## WHAT NEEDS TO BE DONE
Separate out the lines that hold "ylabel".

::::::

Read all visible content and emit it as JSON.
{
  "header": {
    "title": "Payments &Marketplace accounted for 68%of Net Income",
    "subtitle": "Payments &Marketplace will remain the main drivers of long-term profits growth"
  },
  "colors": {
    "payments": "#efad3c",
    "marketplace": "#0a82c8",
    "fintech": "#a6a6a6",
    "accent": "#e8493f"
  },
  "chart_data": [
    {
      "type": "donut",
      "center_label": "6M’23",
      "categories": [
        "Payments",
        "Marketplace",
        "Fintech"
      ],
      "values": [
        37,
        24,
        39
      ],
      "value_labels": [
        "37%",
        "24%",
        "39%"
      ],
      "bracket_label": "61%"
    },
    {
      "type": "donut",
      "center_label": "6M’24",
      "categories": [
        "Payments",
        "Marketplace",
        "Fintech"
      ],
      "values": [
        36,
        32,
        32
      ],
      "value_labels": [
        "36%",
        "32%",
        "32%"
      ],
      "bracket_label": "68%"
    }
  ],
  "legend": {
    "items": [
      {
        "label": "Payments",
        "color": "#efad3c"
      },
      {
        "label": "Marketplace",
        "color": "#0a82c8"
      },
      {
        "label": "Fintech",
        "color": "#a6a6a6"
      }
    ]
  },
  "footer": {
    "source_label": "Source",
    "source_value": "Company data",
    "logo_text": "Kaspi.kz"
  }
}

::::::

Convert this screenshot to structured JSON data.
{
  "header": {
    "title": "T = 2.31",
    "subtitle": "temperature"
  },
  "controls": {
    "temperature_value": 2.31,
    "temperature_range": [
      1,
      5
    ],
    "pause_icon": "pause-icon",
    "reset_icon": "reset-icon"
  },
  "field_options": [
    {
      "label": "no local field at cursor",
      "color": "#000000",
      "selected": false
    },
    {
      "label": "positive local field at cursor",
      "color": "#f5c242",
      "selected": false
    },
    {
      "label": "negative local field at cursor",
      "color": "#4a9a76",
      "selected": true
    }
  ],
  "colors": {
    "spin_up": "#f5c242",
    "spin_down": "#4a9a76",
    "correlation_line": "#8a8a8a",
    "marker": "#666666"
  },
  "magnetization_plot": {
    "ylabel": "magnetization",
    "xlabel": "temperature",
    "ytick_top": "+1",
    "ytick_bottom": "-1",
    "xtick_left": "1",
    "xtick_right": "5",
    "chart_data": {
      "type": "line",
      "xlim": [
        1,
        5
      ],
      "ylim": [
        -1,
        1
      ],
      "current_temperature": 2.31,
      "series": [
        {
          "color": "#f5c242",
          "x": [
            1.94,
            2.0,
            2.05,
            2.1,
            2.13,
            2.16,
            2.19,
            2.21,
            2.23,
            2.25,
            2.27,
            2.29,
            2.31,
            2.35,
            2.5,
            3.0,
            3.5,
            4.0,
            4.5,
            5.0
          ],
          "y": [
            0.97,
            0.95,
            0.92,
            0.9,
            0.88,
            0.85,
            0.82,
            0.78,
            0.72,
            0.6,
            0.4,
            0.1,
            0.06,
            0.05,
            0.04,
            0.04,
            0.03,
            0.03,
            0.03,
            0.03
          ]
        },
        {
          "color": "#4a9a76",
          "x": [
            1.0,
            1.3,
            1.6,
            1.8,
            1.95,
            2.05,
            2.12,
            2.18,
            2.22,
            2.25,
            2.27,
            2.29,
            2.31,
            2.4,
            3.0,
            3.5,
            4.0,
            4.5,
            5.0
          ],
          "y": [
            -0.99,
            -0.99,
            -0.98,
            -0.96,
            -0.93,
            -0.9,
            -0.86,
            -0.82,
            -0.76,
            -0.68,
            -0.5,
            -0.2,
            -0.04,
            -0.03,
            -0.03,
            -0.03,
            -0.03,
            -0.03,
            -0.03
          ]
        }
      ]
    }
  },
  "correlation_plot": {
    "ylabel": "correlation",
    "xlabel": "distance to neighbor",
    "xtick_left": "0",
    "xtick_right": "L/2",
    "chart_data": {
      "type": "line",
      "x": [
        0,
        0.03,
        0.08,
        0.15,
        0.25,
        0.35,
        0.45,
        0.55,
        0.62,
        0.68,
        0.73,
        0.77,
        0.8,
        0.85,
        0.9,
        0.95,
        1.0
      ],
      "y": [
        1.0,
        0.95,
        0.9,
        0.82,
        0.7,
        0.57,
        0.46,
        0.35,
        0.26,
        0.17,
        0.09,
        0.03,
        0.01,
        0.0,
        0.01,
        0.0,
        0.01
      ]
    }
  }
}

::::::

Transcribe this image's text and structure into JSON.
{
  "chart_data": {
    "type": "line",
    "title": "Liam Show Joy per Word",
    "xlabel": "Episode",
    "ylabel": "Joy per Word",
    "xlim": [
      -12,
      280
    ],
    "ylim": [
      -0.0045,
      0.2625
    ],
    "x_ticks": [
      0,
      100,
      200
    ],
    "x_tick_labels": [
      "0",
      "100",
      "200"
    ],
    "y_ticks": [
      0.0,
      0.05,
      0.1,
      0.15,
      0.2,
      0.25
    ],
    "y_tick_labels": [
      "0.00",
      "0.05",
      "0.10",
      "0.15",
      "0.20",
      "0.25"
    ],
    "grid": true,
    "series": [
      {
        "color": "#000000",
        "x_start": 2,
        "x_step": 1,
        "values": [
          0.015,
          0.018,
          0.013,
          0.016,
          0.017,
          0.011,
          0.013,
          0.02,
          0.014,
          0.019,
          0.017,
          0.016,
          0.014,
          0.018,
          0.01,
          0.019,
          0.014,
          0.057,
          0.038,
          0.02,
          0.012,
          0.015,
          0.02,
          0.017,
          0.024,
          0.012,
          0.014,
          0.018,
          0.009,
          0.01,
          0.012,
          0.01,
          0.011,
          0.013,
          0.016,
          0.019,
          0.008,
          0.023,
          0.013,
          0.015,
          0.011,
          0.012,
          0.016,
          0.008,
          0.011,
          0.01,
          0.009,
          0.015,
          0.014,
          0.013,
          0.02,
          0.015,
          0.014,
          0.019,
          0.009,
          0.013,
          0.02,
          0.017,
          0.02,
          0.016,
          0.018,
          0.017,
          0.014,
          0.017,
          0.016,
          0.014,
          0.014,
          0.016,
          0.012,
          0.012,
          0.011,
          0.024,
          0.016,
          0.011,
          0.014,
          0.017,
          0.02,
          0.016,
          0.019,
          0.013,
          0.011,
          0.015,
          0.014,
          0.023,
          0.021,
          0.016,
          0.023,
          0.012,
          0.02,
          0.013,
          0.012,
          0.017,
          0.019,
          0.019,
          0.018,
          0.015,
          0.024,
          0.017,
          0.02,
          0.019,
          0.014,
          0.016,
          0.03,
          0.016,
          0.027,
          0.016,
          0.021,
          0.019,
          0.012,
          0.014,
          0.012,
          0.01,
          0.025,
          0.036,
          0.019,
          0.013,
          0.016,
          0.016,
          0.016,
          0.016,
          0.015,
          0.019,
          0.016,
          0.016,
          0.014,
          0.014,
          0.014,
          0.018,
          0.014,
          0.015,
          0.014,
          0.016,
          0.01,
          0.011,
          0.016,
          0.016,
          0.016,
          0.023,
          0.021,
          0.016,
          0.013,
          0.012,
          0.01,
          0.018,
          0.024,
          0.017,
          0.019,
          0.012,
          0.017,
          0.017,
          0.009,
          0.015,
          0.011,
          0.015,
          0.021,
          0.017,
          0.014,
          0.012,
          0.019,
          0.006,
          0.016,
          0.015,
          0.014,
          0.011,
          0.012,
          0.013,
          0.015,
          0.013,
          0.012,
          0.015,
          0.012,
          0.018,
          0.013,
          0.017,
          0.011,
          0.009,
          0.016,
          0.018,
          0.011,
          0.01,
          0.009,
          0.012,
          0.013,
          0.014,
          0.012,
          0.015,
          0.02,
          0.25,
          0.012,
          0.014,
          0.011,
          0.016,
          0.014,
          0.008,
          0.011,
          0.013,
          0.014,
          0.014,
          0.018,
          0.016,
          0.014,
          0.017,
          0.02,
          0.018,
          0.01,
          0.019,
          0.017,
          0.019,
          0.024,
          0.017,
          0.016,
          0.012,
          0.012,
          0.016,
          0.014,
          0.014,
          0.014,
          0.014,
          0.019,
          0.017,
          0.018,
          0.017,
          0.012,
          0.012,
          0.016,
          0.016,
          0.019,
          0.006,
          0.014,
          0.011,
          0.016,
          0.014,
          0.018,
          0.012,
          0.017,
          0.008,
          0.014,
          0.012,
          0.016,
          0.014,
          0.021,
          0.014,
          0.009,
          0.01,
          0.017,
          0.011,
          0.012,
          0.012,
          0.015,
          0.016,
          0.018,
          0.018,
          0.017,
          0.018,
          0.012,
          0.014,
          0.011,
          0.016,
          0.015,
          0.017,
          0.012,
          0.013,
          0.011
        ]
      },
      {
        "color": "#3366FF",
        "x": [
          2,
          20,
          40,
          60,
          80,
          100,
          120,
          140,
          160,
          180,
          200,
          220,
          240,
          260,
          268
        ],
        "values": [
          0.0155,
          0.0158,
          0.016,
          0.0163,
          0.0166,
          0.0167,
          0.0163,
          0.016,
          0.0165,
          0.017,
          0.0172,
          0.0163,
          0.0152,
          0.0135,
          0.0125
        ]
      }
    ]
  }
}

::::::

## EXERCISE OUTPUT
    "ylabel": "magnetization",
    "ylabel": "correlation",
    "ylabel": "Joy per Word",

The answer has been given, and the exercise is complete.